* **Task instructions**
Copy all lines that contain the word "label".

* **Exercise materials**
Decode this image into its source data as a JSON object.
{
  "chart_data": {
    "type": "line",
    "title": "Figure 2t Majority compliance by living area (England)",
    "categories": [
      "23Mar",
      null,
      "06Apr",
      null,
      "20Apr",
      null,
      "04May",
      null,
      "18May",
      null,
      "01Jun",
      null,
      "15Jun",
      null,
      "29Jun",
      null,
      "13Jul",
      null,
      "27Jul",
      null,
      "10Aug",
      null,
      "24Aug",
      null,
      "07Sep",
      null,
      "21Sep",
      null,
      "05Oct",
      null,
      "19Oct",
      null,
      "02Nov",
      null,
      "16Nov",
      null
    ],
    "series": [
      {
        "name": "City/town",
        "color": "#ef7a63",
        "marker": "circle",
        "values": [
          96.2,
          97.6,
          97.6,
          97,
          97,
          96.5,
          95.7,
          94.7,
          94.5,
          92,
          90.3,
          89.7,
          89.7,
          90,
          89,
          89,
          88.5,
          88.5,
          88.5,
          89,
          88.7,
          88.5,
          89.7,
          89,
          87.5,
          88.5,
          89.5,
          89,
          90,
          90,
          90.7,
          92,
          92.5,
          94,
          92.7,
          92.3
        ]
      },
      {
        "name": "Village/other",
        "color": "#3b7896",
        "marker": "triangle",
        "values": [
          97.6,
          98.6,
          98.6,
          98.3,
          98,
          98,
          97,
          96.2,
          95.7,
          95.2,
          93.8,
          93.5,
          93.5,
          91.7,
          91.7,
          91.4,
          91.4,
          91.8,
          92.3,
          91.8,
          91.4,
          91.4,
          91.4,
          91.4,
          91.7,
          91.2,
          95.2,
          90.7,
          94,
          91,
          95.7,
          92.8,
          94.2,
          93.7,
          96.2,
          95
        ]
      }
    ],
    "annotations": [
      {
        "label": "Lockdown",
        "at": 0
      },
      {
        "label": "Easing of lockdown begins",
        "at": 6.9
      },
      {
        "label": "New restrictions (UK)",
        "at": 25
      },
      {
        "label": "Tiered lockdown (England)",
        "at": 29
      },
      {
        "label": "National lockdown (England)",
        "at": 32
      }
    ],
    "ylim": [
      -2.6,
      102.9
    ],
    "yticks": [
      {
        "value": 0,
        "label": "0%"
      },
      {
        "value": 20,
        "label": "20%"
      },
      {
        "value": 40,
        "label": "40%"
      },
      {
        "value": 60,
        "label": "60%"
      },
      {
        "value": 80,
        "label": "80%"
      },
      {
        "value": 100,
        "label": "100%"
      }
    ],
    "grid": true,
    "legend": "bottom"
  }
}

* **Written reply**
        "label": "Lockdown",
        "label": "Easing of lockdown begins",
        "label": "New restrictions (UK)",
        "label": "Tiered lockdown (England)",
        "label": "National lockdown (England)",
        "label": "0%"
        "label": "20%"
        "label": "40%"
        "label": "60%"
        "label": "80%"
        "label": "100%"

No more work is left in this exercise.